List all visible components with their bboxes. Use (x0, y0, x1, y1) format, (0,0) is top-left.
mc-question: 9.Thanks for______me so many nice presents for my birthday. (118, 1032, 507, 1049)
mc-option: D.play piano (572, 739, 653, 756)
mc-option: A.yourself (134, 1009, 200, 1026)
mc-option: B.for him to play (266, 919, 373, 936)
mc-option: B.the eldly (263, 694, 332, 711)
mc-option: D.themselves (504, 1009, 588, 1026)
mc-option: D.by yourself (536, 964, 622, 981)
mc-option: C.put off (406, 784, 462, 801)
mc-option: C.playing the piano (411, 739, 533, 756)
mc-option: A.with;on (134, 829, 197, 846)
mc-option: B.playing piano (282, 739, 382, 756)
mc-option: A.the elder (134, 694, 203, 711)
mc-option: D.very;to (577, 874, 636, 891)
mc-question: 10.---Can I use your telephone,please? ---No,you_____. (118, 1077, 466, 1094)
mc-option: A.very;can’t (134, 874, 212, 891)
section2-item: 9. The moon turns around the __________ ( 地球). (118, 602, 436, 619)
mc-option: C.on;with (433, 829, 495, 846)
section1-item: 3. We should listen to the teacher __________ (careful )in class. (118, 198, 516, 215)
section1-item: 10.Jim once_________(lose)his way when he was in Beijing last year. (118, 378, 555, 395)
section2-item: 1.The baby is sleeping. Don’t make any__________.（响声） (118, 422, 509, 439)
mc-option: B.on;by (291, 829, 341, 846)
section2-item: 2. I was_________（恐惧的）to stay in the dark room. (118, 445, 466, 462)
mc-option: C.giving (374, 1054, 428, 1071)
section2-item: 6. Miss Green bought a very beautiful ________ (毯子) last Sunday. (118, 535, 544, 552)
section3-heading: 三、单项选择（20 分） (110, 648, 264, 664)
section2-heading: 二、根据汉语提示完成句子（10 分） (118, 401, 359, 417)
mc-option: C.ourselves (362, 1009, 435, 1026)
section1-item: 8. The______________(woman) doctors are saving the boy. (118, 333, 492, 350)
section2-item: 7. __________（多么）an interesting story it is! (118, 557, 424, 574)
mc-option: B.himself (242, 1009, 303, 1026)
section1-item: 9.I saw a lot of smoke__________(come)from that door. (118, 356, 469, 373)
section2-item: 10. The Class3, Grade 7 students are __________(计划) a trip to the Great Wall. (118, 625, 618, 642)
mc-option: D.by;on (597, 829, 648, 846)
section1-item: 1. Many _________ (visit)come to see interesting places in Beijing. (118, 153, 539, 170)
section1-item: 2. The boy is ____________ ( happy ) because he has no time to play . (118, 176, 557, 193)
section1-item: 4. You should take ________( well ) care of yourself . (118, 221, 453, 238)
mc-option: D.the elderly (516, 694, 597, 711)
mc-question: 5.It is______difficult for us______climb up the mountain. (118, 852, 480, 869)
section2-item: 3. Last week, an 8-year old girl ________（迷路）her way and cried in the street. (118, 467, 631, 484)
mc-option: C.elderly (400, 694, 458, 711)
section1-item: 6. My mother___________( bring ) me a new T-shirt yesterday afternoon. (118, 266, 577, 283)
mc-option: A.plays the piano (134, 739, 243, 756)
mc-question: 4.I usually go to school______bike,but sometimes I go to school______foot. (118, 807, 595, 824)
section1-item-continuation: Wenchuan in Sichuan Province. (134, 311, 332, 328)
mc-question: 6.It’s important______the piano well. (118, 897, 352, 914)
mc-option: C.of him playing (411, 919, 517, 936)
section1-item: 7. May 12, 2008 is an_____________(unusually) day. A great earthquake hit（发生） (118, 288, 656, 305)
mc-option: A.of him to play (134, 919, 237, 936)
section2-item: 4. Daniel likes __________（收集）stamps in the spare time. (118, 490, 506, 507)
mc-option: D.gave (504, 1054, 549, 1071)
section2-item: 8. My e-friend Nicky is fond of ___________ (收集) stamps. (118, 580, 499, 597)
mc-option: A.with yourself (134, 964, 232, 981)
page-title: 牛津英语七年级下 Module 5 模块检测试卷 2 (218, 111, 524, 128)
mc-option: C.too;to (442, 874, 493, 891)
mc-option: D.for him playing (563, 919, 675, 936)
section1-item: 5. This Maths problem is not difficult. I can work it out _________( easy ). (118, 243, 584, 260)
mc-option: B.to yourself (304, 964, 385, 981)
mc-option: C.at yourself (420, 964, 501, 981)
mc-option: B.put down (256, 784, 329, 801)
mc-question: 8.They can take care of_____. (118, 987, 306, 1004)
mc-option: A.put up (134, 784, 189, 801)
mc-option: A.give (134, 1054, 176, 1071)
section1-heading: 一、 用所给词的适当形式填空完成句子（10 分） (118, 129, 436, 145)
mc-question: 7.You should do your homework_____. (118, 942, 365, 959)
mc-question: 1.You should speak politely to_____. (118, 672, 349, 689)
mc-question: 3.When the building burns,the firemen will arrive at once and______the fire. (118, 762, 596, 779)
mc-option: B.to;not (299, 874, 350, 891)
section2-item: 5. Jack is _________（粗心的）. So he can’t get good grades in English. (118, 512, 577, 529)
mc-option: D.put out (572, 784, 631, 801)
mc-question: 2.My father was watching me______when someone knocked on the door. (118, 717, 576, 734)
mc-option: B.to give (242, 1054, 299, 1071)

────

• **GOAL**: Rewrite all of the entries above, replacing every "mc-option" with "choice" and leaving everything else unchanged.

• **SOLUTION TO THE PROBLEM**:
List all visible components with their bboxes. Use (x0, y0, x1, y1) format, (0,0) is top-left.
mc-question: 9.Thanks for______me so many nice presents for my birthday. (118, 1032, 507, 1049)
choice: D.play piano (572, 739, 653, 756)
choice: A.yourself (134, 1009, 200, 1026)
choice: B.for him to play (266, 919, 373, 936)
choice: B.the eldly (263, 694, 332, 711)
choice: D.themselves (504, 1009, 588, 1026)
choice: D.by yourself (536, 964, 622, 981)
choice: C.put off (406, 784, 462, 801)
choice: C.playing the piano (411, 739, 533, 756)
choice: A.with;on (134, 829, 197, 846)
choice: B.playing piano (282, 739, 382, 756)
choice: A.the elder (134, 694, 203, 711)
choice: D.very;to (577, 874, 636, 891)
mc-question: 10.---Can I use your telephone,please? ---No,you_____. (118, 1077, 466, 1094)
choice: A.very;can’t (134, 874, 212, 891)
section2-item: 9. The moon turns around the __________ ( 地球). (118, 602, 436, 619)
choice: C.on;with (433, 829, 495, 846)
section1-item: 3. We should listen to the teacher __________ (careful )in class. (118, 198, 516, 215)
section1-item: 10.Jim once_________(lose)his way when he was in Beijing last year. (118, 378, 555, 395)
section2-item: 1.The baby is sleeping. Don’t make any__________.（响声） (118, 422, 509, 439)
choice: B.on;by (291, 829, 341, 846)
section2-item: 2. I was_________（恐惧的）to stay in the dark room. (118, 445, 466, 462)
choice: C.giving (374, 1054, 428, 1071)
section2-item: 6. Miss Green bought a very beautiful ________ (毯子) last Sunday. (118, 535, 544, 552)
section3-heading: 三、单项选择（20 分） (110, 648, 264, 664)
section2-heading: 二、根据汉语提示完成句子（10 分） (118, 401, 359, 417)
choice: C.ourselves (362, 1009, 435, 1026)
section1-item: 8. The______________(woman) doctors are saving the boy. (118, 333, 492, 350)
section2-item: 7. __________（多么）an interesting story it is! (118, 557, 424, 574)
choice: B.himself (242, 1009, 303, 1026)
section1-item: 9.I saw a lot of smoke__________(come)from that door. (118, 356, 469, 373)
section2-item: 10. The Class3, Grade 7 students are __________(计划) a trip to the Great Wall. (118, 625, 618, 642)
choice: D.by;on (597, 829, 648, 846)
section1-item: 1. Many _________ (visit)come to see interesting places in Beijing. (118, 153, 539, 170)
section1-item: 2. The boy is ____________ ( happy ) because he has no time to play . (118, 176, 557, 193)
section1-item: 4. You should take ________( well ) care of yourself . (118, 221, 453, 238)
choice: D.the elderly (516, 694, 597, 711)
mc-question: 5.It is______difficult for us______climb up the mountain. (118, 852, 480, 869)
section2-item: 3. Last week, an 8-year old girl ________（迷路）her way and cried in the street. (118, 467, 631, 484)
choice: C.elderly (400, 694, 458, 711)
section1-item: 6. My mother___________( bring ) me a new T-shirt yesterday afternoon. (118, 266, 577, 283)
choice: A.plays the piano (134, 739, 243, 756)
mc-question: 4.I usually go to school______bike,but sometimes I go to school______foot. (118, 807, 595, 824)
section1-item-continuation: Wenchuan in Sichuan Province. (134, 311, 332, 328)
mc-question: 6.It’s important______the piano well. (118, 897, 352, 914)
choice: C.of him playing (411, 919, 517, 936)
section1-item: 7. May 12, 2008 is an_____________(unusually) day. A great earthquake hit（发生） (118, 288, 656, 305)
choice: A.of him to play (134, 919, 237, 936)
section2-item: 4. Daniel likes __________（收集）stamps in the spare time. (118, 490, 506, 507)
choice: D.gave (504, 1054, 549, 1071)
section2-item: 8. My e-friend Nicky is fond of ___________ (收集) stamps. (118, 580, 499, 597)
choice: A.with yourself (134, 964, 232, 981)
page-title: 牛津英语七年级下 Module 5 模块检测试卷 2 (218, 111, 524, 128)
choice: C.too;to (442, 874, 493, 891)
choice: D.for him playing (563, 919, 675, 936)
section1-item: 5. This Maths problem is not difficult. I can work it out _________( easy ). (118, 243, 584, 260)
choice: B.to yourself (304, 964, 385, 981)
choice: C.at yourself (420, 964, 501, 981)
choice: B.put down (256, 784, 329, 801)
mc-question: 8.They can take care of_____. (118, 987, 306, 1004)
choice: A.put up (134, 784, 189, 801)
choice: A.give (134, 1054, 176, 1071)
section1-heading: 一、 用所给词的适当形式填空完成句子（10 分） (118, 129, 436, 145)
mc-question: 7.You should do your homework_____. (118, 942, 365, 959)
mc-question: 1.You should speak politely to_____. (118, 672, 349, 689)
mc-question: 3.When the building burns,the firemen will arrive at once and______the fire. (118, 762, 596, 779)
choice: B.to;not (299, 874, 350, 891)
section2-item: 5. Jack is _________（粗心的）. So he can’t get good grades in English. (118, 512, 577, 529)
choice: D.put out (572, 784, 631, 801)
mc-question: 2.My father was watching me______when someone knocked on the door. (118, 717, 576, 734)
choice: B.to give (242, 1054, 299, 1071)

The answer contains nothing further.